In your copy, repeat the records exactly and leave out the pictures.
◆ ◆ ◆ ◆ ◆
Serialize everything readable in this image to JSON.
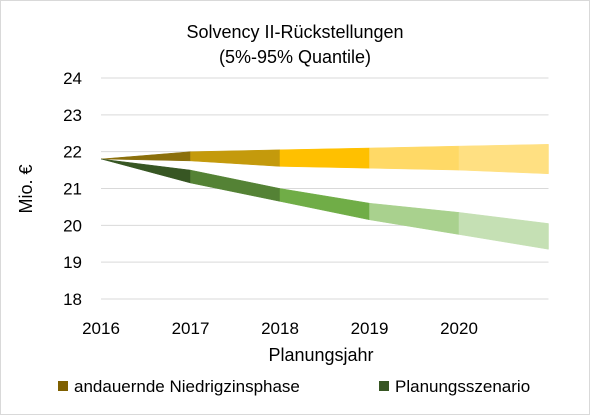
{
  "chart_data": {
    "type": "area",
    "title": "Solvency II-Rückstellungen",
    "subtitle": "(5%-95% Quantile)",
    "xlabel": "Planungsjahr",
    "ylabel": "Mio. €",
    "x_ticks": [
      "2016",
      "2017",
      "2018",
      "2019",
      "2020"
    ],
    "y_ticks": [
      "24",
      "23",
      "22",
      "21",
      "20",
      "19",
      "18"
    ],
    "ylim": [
      18,
      24
    ],
    "grid": true,
    "legend_position": "bottom",
    "x": [
      2016,
      2017,
      2018,
      2019,
      2020,
      2021
    ],
    "series": [
      {
        "name": "andauernde Niedrigzinsphase",
        "lower": [
          21.8,
          21.75,
          21.6,
          21.55,
          21.5,
          21.4
        ],
        "upper": [
          21.8,
          22.0,
          22.05,
          22.1,
          22.15,
          22.2
        ],
        "colors": [
          "#8b6f0b",
          "#c49a0c",
          "#ffc000",
          "#ffd966",
          "#ffe082"
        ],
        "legend_color": "#7f6000"
      },
      {
        "name": "Planungsszenario",
        "lower": [
          21.8,
          21.15,
          20.65,
          20.15,
          19.75,
          19.35
        ],
        "upper": [
          21.8,
          21.5,
          21.0,
          20.6,
          20.35,
          20.05
        ],
        "colors": [
          "#375623",
          "#548235",
          "#70ad47",
          "#a9d18e",
          "#c5e0b4"
        ],
        "legend_color": "#375623"
      }
    ]
  }
}
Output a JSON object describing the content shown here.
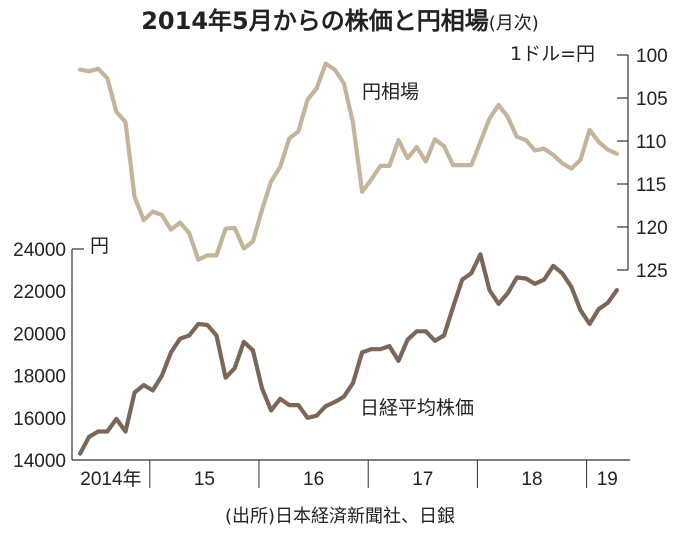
{
  "chart_data": {
    "type": "line",
    "title": "2014年5月からの株価と円相場",
    "title_note": "(月次)",
    "source": "(出所)日本経済新聞社、日銀",
    "x": {
      "start": "2014-05",
      "end": "2019-04",
      "frequency": "monthly",
      "tick_labels": [
        "2014年",
        "15",
        "16",
        "17",
        "18",
        "19"
      ]
    },
    "y_left": {
      "unit": "円",
      "ylim": [
        14000,
        24000
      ],
      "ticks": [
        14000,
        16000,
        18000,
        20000,
        22000,
        24000
      ]
    },
    "y_right": {
      "unit": "1ドル=円",
      "ylim": [
        100,
        125
      ],
      "inverted": true,
      "ticks": [
        100,
        105,
        110,
        115,
        120,
        125
      ]
    },
    "grid": false,
    "series": [
      {
        "name": "円相場",
        "axis": "right",
        "color": "#c4b49a",
        "values": [
          101.7,
          101.9,
          101.6,
          102.7,
          106.6,
          107.8,
          116.5,
          119.2,
          118.2,
          118.6,
          120.3,
          119.5,
          120.7,
          123.8,
          123.3,
          123.3,
          120.2,
          120.1,
          122.5,
          121.7,
          118.0,
          114.7,
          113.0,
          109.7,
          108.9,
          105.2,
          103.9,
          101.0,
          101.7,
          103.3,
          107.9,
          115.9,
          114.5,
          112.9,
          112.9,
          109.9,
          112.0,
          110.7,
          112.4,
          109.8,
          110.6,
          112.8,
          112.8,
          112.8,
          110.1,
          107.4,
          105.8,
          107.2,
          109.5,
          109.9,
          111.1,
          110.9,
          111.6,
          112.6,
          113.2,
          112.2,
          108.7,
          110.1,
          111.0,
          111.5
        ]
      },
      {
        "name": "日経平均株価",
        "axis": "left",
        "color": "#7b6657",
        "values": [
          14300,
          15100,
          15350,
          15350,
          15950,
          15350,
          17200,
          17550,
          17300,
          18000,
          19100,
          19750,
          19900,
          20450,
          20400,
          19900,
          17900,
          18350,
          19600,
          19200,
          17400,
          16350,
          16900,
          16600,
          16600,
          16000,
          16100,
          16550,
          16750,
          17000,
          17650,
          19100,
          19250,
          19250,
          19400,
          18700,
          19700,
          20100,
          20100,
          19650,
          19900,
          21250,
          22550,
          22850,
          23750,
          22050,
          21400,
          21900,
          22650,
          22600,
          22350,
          22550,
          23200,
          22850,
          22200,
          21100,
          20450,
          21150,
          21450,
          22050
        ]
      }
    ]
  }
}
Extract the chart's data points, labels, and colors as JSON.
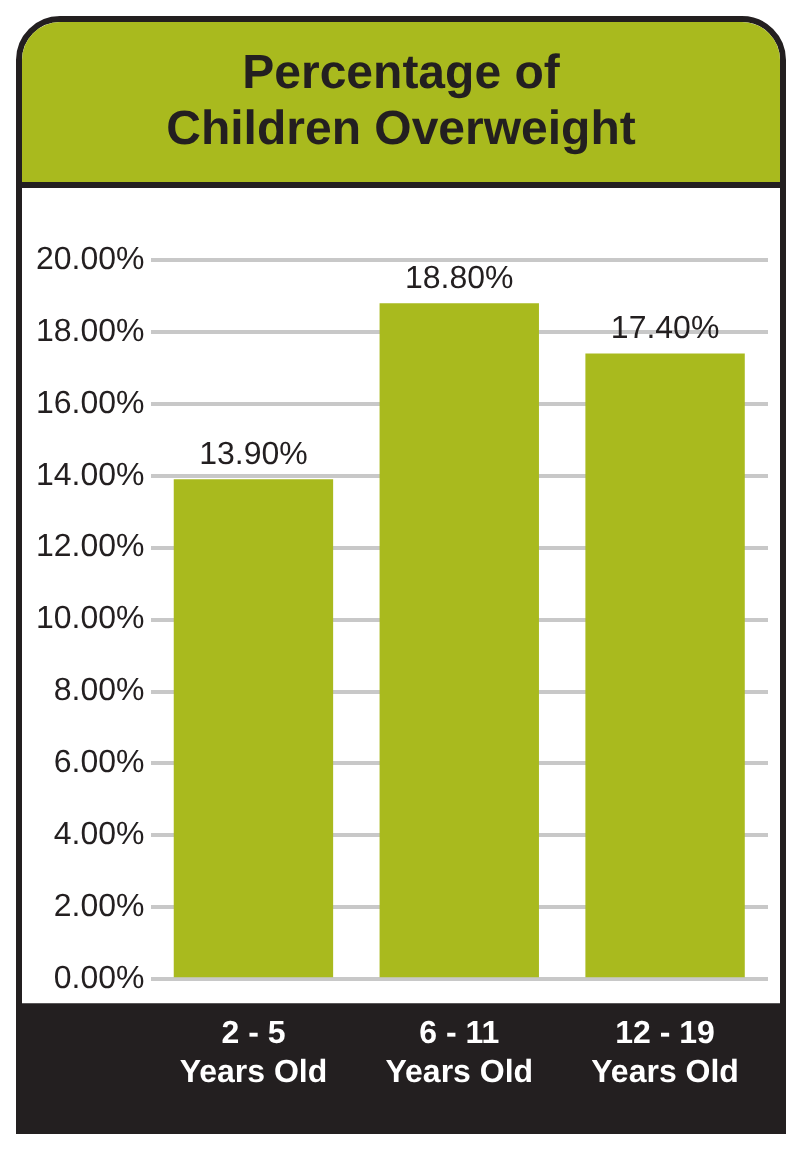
{
  "chart_data": {
    "type": "bar",
    "title": "Percentage of\nChildren Overweight",
    "categories": [
      "2 - 5\nYears Old",
      "6 - 11\nYears Old",
      "12 - 19\nYears Old"
    ],
    "values": [
      13.9,
      18.8,
      17.4
    ],
    "value_labels": [
      "13.90%",
      "18.80%",
      "17.40%"
    ],
    "color": "#a9ba1e",
    "ylim": [
      0,
      20
    ],
    "yticks": [
      {
        "value": 0,
        "label": "0.00%"
      },
      {
        "value": 2,
        "label": "2.00%"
      },
      {
        "value": 4,
        "label": "4.00%"
      },
      {
        "value": 6,
        "label": "6.00%"
      },
      {
        "value": 8,
        "label": "8.00%"
      },
      {
        "value": 10,
        "label": "10.00%"
      },
      {
        "value": 12,
        "label": "12.00%"
      },
      {
        "value": 14,
        "label": "14.00%"
      },
      {
        "value": 16,
        "label": "16.00%"
      },
      {
        "value": 18,
        "label": "18.00%"
      },
      {
        "value": 20,
        "label": "20.00%"
      }
    ],
    "grid": "y",
    "legend": false
  }
}
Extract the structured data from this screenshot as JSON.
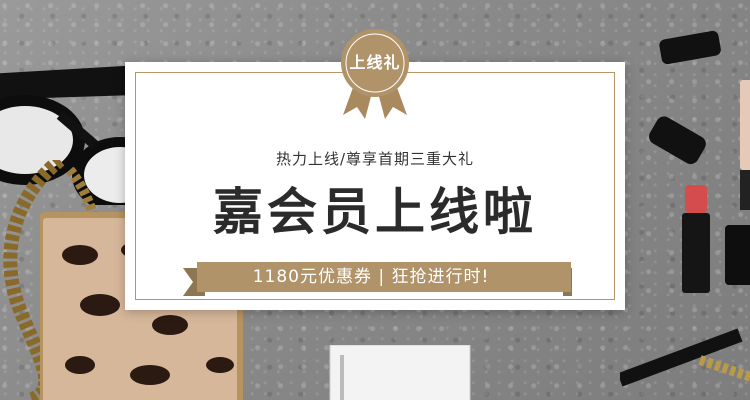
{
  "badge": {
    "label": "上线礼"
  },
  "banner": {
    "subtitle": "热力上线/尊享首期三重大礼",
    "title": "嘉会员上线啦",
    "ribbon_text": "1180元优惠券 | 狂抢进行时!"
  },
  "colors": {
    "gold": "#b1936a",
    "border": "#b79667",
    "text_dark": "#2b2b2b",
    "background": "#8a8a8a"
  }
}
◆ ◆ ◆ ◆ ◆
* _Result below_
Serialize everything readable in this image to JSON.
{
  "chart_data": {
    "type": "area",
    "title": "Solvency II-Rückstellungen",
    "subtitle": "(5%-95% Quantile)",
    "xlabel": "Planungsjahr",
    "ylabel": "Mio. €",
    "x_ticks": [
      "2016",
      "2017",
      "2018",
      "2019",
      "2020"
    ],
    "y_ticks": [
      "24",
      "23",
      "22",
      "21",
      "20",
      "19",
      "18"
    ],
    "ylim": [
      18,
      24
    ],
    "grid": true,
    "legend_position": "bottom",
    "x": [
      2016,
      2017,
      2018,
      2019,
      2020,
      2021
    ],
    "series": [
      {
        "name": "andauernde Niedrigzinsphase",
        "lower": [
          21.8,
          21.75,
          21.6,
          21.55,
          21.5,
          21.4
        ],
        "upper": [
          21.8,
          22.0,
          22.05,
          22.1,
          22.15,
          22.2
        ],
        "colors": [
          "#8b6f0b",
          "#c49a0c",
          "#ffc000",
          "#ffd966",
          "#ffe082"
        ],
        "legend_color": "#7f6000"
      },
      {
        "name": "Planungsszenario",
        "lower": [
          21.8,
          21.15,
          20.65,
          20.15,
          19.75,
          19.35
        ],
        "upper": [
          21.8,
          21.5,
          21.0,
          20.6,
          20.35,
          20.05
        ],
        "colors": [
          "#375623",
          "#548235",
          "#70ad47",
          "#a9d18e",
          "#c5e0b4"
        ],
        "legend_color": "#375623"
      }
    ]
  }
}
Output a JSON object describing the content shown here.
{
  "chart_data": {
    "type": "line",
    "title": "2014年5月からの株価と円相場",
    "title_note": "(月次)",
    "source": "(出所)日本経済新聞社、日銀",
    "x": {
      "start": "2014-05",
      "end": "2019-04",
      "frequency": "monthly",
      "tick_labels": [
        "2014年",
        "15",
        "16",
        "17",
        "18",
        "19"
      ]
    },
    "y_left": {
      "unit": "円",
      "ylim": [
        14000,
        24000
      ],
      "ticks": [
        14000,
        16000,
        18000,
        20000,
        22000,
        24000
      ]
    },
    "y_right": {
      "unit": "1ドル=円",
      "ylim": [
        100,
        125
      ],
      "inverted": true,
      "ticks": [
        100,
        105,
        110,
        115,
        120,
        125
      ]
    },
    "grid": false,
    "series": [
      {
        "name": "円相場",
        "axis": "right",
        "color": "#c4b49a",
        "values": [
          101.7,
          101.9,
          101.6,
          102.7,
          106.6,
          107.8,
          116.5,
          119.2,
          118.2,
          118.6,
          120.3,
          119.5,
          120.7,
          123.8,
          123.3,
          123.3,
          120.2,
          120.1,
          122.5,
          121.7,
          118.0,
          114.7,
          113.0,
          109.7,
          108.9,
          105.2,
          103.9,
          101.0,
          101.7,
          103.3,
          107.9,
          115.9,
          114.5,
          112.9,
          112.9,
          109.9,
          112.0,
          110.7,
          112.4,
          109.8,
          110.6,
          112.8,
          112.8,
          112.8,
          110.1,
          107.4,
          105.8,
          107.2,
          109.5,
          109.9,
          111.1,
          110.9,
          111.6,
          112.6,
          113.2,
          112.2,
          108.7,
          110.1,
          111.0,
          111.5
        ]
      },
      {
        "name": "日経平均株価",
        "axis": "left",
        "color": "#7b6657",
        "values": [
          14300,
          15100,
          15350,
          15350,
          15950,
          15350,
          17200,
          17550,
          17300,
          18000,
          19100,
          19750,
          19900,
          20450,
          20400,
          19900,
          17900,
          18350,
          19600,
          19200,
          17400,
          16350,
          16900,
          16600,
          16600,
          16000,
          16100,
          16550,
          16750,
          17000,
          17650,
          19100,
          19250,
          19250,
          19400,
          18700,
          19700,
          20100,
          20100,
          19650,
          19900,
          21250,
          22550,
          22850,
          23750,
          22050,
          21400,
          21900,
          22650,
          22600,
          22350,
          22550,
          23200,
          22850,
          22200,
          21100,
          20450,
          21150,
          21450,
          22050
        ]
      }
    ]
  }
}
Extract the chart's data points, labels, and colors as JSON.
{
  "chart_data": {
    "type": "bar",
    "title": "Percentage of\nChildren Overweight",
    "categories": [
      "2 - 5\nYears Old",
      "6 - 11\nYears Old",
      "12 - 19\nYears Old"
    ],
    "values": [
      13.9,
      18.8,
      17.4
    ],
    "value_labels": [
      "13.90%",
      "18.80%",
      "17.40%"
    ],
    "color": "#a9ba1e",
    "ylim": [
      0,
      20
    ],
    "yticks": [
      {
        "value": 0,
        "label": "0.00%"
      },
      {
        "value": 2,
        "label": "2.00%"
      },
      {
        "value": 4,
        "label": "4.00%"
      },
      {
        "value": 6,
        "label": "6.00%"
      },
      {
        "value": 8,
        "label": "8.00%"
      },
      {
        "value": 10,
        "label": "10.00%"
      },
      {
        "value": 12,
        "label": "12.00%"
      },
      {
        "value": 14,
        "label": "14.00%"
      },
      {
        "value": 16,
        "label": "16.00%"
      },
      {
        "value": 18,
        "label": "18.00%"
      },
      {
        "value": 20,
        "label": "20.00%"
      }
    ],
    "grid": "y",
    "legend": false
  }
}
Extract the structured data from this screenshot as JSON.
{
  "badge": {
    "label": "上线礼"
  },
  "banner": {
    "subtitle": "热力上线/尊享首期三重大礼",
    "title": "嘉会员上线啦",
    "ribbon_text": "1180元优惠券 | 狂抢进行时!"
  },
  "colors": {
    "gold": "#b1936a",
    "border": "#b79667",
    "text_dark": "#2b2b2b",
    "background": "#8a8a8a"
  }
}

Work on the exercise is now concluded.